((

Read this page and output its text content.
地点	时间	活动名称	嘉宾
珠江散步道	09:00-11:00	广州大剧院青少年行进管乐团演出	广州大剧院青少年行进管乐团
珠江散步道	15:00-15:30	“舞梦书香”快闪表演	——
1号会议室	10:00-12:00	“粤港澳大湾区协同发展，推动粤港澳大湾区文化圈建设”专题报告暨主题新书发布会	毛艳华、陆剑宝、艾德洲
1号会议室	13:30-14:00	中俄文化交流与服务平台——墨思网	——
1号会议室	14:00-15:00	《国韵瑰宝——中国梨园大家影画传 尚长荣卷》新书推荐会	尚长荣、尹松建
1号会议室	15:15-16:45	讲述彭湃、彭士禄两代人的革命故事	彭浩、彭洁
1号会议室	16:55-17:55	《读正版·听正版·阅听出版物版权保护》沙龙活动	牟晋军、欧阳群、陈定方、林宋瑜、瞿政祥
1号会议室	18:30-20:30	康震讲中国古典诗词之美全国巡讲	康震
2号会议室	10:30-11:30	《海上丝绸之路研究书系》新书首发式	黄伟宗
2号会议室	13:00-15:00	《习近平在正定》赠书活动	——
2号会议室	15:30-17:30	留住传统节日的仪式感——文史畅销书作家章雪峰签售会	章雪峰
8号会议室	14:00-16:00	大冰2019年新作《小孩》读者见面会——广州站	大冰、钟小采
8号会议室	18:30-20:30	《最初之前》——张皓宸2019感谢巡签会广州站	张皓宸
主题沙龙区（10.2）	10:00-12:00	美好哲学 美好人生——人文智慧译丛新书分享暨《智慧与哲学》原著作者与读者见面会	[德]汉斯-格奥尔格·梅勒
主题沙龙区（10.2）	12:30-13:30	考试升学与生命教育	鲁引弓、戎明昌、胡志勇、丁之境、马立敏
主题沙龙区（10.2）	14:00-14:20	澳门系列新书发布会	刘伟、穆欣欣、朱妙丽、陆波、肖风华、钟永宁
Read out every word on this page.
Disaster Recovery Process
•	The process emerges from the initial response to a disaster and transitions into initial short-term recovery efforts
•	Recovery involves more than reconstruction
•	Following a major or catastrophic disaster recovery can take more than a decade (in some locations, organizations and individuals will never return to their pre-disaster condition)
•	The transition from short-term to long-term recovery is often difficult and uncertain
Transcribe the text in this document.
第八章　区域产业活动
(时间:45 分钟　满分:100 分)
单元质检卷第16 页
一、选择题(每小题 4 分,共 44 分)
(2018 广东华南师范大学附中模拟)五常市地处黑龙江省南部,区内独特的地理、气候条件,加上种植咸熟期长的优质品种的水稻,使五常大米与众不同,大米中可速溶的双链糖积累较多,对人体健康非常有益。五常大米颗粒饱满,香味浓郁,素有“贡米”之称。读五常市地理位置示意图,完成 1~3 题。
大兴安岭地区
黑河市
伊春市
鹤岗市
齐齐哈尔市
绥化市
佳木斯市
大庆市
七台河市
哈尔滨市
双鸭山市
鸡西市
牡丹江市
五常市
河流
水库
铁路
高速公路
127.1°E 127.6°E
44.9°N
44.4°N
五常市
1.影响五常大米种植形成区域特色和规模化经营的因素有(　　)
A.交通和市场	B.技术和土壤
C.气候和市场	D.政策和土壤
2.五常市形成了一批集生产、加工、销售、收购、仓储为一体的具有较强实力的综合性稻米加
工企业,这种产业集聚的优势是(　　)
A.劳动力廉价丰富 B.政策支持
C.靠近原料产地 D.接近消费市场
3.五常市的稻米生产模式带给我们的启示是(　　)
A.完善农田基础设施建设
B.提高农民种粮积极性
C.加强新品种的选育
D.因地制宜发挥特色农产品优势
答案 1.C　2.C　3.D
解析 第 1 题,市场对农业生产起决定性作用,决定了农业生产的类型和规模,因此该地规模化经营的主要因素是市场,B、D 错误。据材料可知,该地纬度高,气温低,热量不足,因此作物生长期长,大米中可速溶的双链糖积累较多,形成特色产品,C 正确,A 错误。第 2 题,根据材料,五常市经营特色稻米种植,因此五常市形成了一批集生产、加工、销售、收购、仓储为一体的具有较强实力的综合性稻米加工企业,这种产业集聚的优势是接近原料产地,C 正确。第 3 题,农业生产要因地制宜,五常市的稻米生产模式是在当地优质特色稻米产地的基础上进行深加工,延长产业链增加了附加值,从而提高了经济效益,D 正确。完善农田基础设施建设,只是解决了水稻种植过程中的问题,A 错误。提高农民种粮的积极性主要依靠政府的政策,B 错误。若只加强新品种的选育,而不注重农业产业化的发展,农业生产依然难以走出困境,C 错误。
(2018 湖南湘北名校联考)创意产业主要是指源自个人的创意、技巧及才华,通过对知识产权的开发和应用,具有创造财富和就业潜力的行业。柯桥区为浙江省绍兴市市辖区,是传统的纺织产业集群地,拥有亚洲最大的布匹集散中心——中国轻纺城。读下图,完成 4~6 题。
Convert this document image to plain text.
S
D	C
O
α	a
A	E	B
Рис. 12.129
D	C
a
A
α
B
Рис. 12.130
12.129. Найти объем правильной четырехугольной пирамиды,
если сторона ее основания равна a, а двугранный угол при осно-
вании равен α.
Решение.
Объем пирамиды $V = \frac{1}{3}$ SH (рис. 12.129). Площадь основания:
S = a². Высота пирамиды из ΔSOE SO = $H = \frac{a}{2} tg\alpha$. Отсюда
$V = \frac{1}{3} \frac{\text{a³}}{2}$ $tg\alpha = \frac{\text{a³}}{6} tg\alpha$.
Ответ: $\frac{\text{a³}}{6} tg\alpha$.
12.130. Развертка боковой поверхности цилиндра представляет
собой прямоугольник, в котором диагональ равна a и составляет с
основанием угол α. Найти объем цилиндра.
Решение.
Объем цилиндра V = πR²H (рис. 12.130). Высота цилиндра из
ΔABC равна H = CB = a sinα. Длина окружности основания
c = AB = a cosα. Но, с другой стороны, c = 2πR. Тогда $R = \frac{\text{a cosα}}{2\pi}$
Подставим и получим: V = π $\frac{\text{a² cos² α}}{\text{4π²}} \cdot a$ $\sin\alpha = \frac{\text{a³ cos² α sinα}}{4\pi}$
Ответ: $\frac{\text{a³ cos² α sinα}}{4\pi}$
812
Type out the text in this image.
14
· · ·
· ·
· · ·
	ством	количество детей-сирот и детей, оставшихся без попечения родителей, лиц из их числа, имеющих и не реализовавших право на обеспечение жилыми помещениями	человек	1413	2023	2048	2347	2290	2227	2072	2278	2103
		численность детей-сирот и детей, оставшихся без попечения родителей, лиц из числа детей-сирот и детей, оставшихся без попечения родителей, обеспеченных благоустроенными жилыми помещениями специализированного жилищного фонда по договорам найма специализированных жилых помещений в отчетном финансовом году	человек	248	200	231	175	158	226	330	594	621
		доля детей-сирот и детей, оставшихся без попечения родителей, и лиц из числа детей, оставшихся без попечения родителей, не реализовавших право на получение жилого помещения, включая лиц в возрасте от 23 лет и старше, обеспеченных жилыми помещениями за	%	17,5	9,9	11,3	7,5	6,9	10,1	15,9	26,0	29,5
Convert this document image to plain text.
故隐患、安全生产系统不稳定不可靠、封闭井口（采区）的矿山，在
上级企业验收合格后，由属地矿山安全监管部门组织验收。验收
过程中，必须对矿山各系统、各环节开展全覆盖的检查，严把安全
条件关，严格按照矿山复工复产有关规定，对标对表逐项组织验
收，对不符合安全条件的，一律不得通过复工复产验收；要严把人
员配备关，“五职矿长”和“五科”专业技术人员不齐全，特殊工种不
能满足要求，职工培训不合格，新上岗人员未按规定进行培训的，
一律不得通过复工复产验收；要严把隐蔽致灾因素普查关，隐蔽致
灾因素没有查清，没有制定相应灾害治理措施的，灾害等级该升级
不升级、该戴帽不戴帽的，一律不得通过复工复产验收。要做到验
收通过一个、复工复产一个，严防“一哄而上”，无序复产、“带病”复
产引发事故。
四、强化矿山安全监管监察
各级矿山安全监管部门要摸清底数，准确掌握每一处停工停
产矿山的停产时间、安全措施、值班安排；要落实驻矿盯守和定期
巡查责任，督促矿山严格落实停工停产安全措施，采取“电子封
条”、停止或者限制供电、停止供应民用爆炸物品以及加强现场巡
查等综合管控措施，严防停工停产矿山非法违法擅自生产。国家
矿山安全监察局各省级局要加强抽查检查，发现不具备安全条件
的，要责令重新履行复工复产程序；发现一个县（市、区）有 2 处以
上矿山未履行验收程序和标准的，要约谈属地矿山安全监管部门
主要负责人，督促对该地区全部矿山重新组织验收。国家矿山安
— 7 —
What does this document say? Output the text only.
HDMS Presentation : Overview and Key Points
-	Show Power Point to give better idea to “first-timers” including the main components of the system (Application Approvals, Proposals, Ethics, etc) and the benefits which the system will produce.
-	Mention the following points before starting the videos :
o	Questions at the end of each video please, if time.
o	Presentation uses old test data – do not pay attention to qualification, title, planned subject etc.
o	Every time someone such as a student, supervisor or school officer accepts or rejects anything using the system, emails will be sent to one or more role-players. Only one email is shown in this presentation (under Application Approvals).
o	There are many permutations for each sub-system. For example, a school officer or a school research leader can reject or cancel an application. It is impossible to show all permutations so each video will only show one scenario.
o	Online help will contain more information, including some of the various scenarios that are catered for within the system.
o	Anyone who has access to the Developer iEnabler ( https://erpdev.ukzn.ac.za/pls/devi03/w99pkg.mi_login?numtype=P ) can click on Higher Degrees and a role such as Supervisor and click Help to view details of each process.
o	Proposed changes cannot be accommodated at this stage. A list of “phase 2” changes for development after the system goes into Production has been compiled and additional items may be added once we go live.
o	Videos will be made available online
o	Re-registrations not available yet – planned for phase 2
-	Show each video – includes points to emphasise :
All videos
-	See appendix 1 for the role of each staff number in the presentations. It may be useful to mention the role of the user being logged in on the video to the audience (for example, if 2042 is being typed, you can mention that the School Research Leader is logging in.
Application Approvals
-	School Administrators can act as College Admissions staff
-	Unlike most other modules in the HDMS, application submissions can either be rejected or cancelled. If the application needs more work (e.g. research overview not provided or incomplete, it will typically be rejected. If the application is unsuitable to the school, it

))

» **GIVEN PROBLEM**
State how many lines of the records above contain the word "право", and give only that number.

» **COMPLETE OUTPUT**
2